#### PROBLEM
The complete listing should be restated exactly.

#### RECORDS
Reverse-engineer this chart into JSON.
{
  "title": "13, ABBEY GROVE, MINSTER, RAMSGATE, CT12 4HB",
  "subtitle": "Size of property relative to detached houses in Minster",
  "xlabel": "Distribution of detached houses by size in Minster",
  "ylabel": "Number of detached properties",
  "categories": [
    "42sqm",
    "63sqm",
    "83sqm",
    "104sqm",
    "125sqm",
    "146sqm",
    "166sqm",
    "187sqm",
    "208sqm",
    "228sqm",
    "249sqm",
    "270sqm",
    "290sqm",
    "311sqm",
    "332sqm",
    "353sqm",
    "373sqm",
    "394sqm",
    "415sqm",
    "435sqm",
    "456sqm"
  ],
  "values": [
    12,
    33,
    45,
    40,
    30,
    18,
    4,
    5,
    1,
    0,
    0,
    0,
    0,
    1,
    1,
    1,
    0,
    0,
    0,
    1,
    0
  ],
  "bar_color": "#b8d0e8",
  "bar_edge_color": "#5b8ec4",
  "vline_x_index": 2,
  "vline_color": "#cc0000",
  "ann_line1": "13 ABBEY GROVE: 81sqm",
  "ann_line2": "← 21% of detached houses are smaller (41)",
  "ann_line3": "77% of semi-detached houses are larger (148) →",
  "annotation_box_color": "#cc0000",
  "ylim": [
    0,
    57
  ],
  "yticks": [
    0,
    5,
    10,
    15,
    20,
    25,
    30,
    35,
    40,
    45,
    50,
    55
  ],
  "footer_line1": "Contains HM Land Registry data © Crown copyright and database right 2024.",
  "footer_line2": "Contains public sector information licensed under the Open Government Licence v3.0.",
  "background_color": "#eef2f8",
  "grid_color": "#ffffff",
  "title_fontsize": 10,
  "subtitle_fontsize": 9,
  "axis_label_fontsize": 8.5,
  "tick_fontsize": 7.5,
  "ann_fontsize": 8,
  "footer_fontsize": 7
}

#### OUTPUT OF THE EXERCISE
Reverse-engineer this chart into JSON.
{
  "title": "13, ABBEY GROVE, MINSTER, RAMSGATE, CT12 4HB",
  "subtitle": "Size of property relative to detached houses in Minster",
  "xlabel": "Distribution of detached houses by size in Minster",
  "ylabel": "Number of detached properties",
  "categories": [
    "42sqm",
    "63sqm",
    "83sqm",
    "104sqm",
    "125sqm",
    "146sqm",
    "166sqm",
    "187sqm",
    "208sqm",
    "228sqm",
    "249sqm",
    "270sqm",
    "290sqm",
    "311sqm",
    "332sqm",
    "353sqm",
    "373sqm",
    "394sqm",
    "415sqm",
    "435sqm",
    "456sqm"
  ],
  "values": [
    12,
    33,
    45,
    40,
    30,
    18,
    4,
    5,
    1,
    0,
    0,
    0,
    0,
    1,
    1,
    1,
    0,
    0,
    0,
    1,
    0
  ],
  "bar_color": "#b8d0e8",
  "bar_edge_color": "#5b8ec4",
  "vline_x_index": 2,
  "vline_color": "#cc0000",
  "ann_line1": "13 ABBEY GROVE: 81sqm",
  "ann_line2": "← 21% of detached houses are smaller (41)",
  "ann_line3": "77% of semi-detached houses are larger (148) →",
  "annotation_box_color": "#cc0000",
  "ylim": [
    0,
    57
  ],
  "yticks": [
    0,
    5,
    10,
    15,
    20,
    25,
    30,
    35,
    40,
    45,
    50,
    55
  ],
  "footer_line1": "Contains HM Land Registry data © Crown copyright and database right 2024.",
  "footer_line2": "Contains public sector information licensed under the Open Government Licence v3.0.",
  "background_color": "#eef2f8",
  "grid_color": "#ffffff",
  "title_fontsize": 10,
  "subtitle_fontsize": 9,
  "axis_label_fontsize": 8.5,
  "tick_fontsize": 7.5,
  "ann_fontsize": 8,
  "footer_fontsize": 7
}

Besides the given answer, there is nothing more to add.